*YOUR OBJECTIVE:* Pictures in the data below are not part of the copy; transcribe everything else exactly.

*ENTRIES PROVIDED:*
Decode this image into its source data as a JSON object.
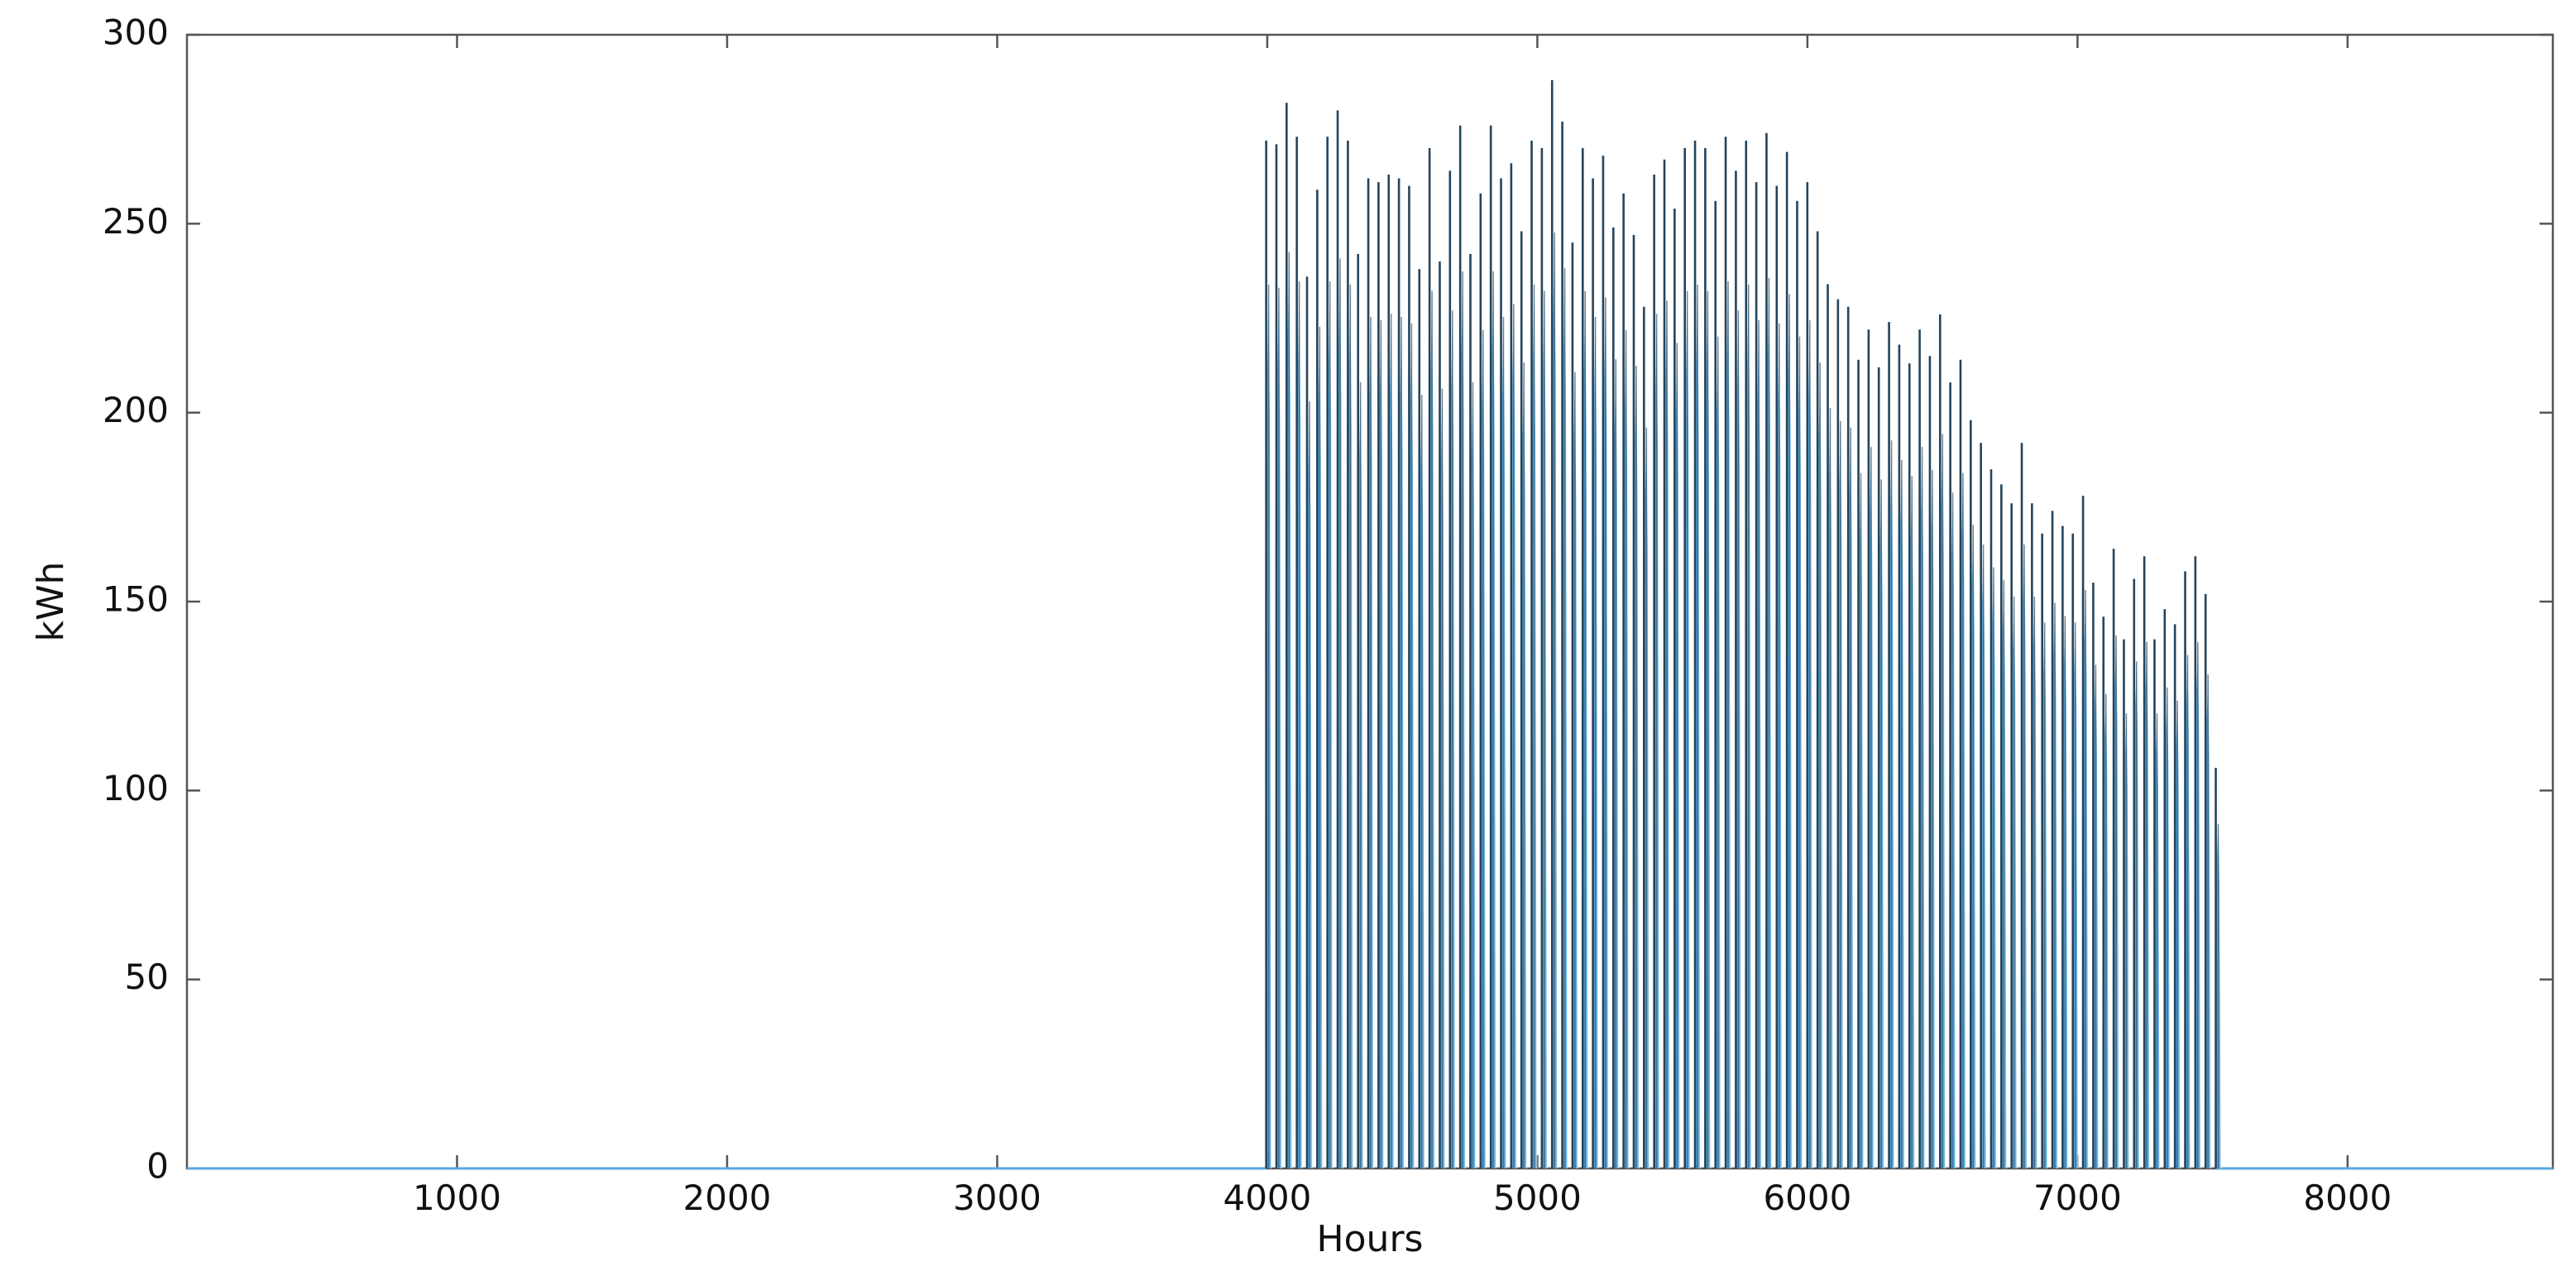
{
  "chart_data": {
    "type": "line",
    "title": "",
    "xlabel": "Hours",
    "ylabel": "kWh",
    "xlim": [
      0,
      8760
    ],
    "ylim": [
      0,
      300
    ],
    "x_ticks": [
      1000,
      2000,
      3000,
      4000,
      5000,
      6000,
      7000,
      8000
    ],
    "y_ticks": [
      0,
      50,
      100,
      150,
      200,
      250,
      300
    ],
    "grid": false,
    "legend": "none",
    "colors": {
      "series": "#5aa9dc",
      "series_dark": "#24445c",
      "axis": "#555555"
    },
    "series": [
      {
        "hours_active": [
          3996,
          7512
        ],
        "daily_peaks_kwh": [
          272,
          271,
          282,
          273,
          236,
          259,
          273,
          280,
          272,
          242,
          262,
          261,
          263,
          262,
          260,
          238,
          270,
          240,
          264,
          276,
          242,
          258,
          276,
          262,
          266,
          248,
          272,
          270,
          288,
          277,
          245,
          270,
          262,
          268,
          249,
          258,
          247,
          228,
          263,
          267,
          254,
          270,
          272,
          270,
          256,
          273,
          264,
          272,
          261,
          274,
          260,
          269,
          256,
          261,
          248,
          234,
          230,
          228,
          214,
          222,
          212,
          224,
          218,
          213,
          222,
          215,
          226,
          208,
          214,
          198,
          192,
          185,
          181,
          176,
          192,
          176,
          168,
          174,
          170,
          168,
          178,
          155,
          146,
          164,
          140,
          156,
          162,
          140,
          148,
          144,
          158,
          162,
          152,
          106
        ],
        "zero_outside_active_hours": true
      }
    ]
  }
}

*RESULT OF THIS TASK:*
Decode this image into its source data as a JSON object.
{
  "chart_data": {
    "type": "line",
    "title": "",
    "xlabel": "Hours",
    "ylabel": "kWh",
    "xlim": [
      0,
      8760
    ],
    "ylim": [
      0,
      300
    ],
    "x_ticks": [
      1000,
      2000,
      3000,
      4000,
      5000,
      6000,
      7000,
      8000
    ],
    "y_ticks": [
      0,
      50,
      100,
      150,
      200,
      250,
      300
    ],
    "grid": false,
    "legend": "none",
    "colors": {
      "series": "#5aa9dc",
      "series_dark": "#24445c",
      "axis": "#555555"
    },
    "series": [
      {
        "hours_active": [
          3996,
          7512
        ],
        "daily_peaks_kwh": [
          272,
          271,
          282,
          273,
          236,
          259,
          273,
          280,
          272,
          242,
          262,
          261,
          263,
          262,
          260,
          238,
          270,
          240,
          264,
          276,
          242,
          258,
          276,
          262,
          266,
          248,
          272,
          270,
          288,
          277,
          245,
          270,
          262,
          268,
          249,
          258,
          247,
          228,
          263,
          267,
          254,
          270,
          272,
          270,
          256,
          273,
          264,
          272,
          261,
          274,
          260,
          269,
          256,
          261,
          248,
          234,
          230,
          228,
          214,
          222,
          212,
          224,
          218,
          213,
          222,
          215,
          226,
          208,
          214,
          198,
          192,
          185,
          181,
          176,
          192,
          176,
          168,
          174,
          170,
          168,
          178,
          155,
          146,
          164,
          140,
          156,
          162,
          140,
          148,
          144,
          158,
          162,
          152,
          106
        ],
        "zero_outside_active_hours": true
      }
    ]
  }
}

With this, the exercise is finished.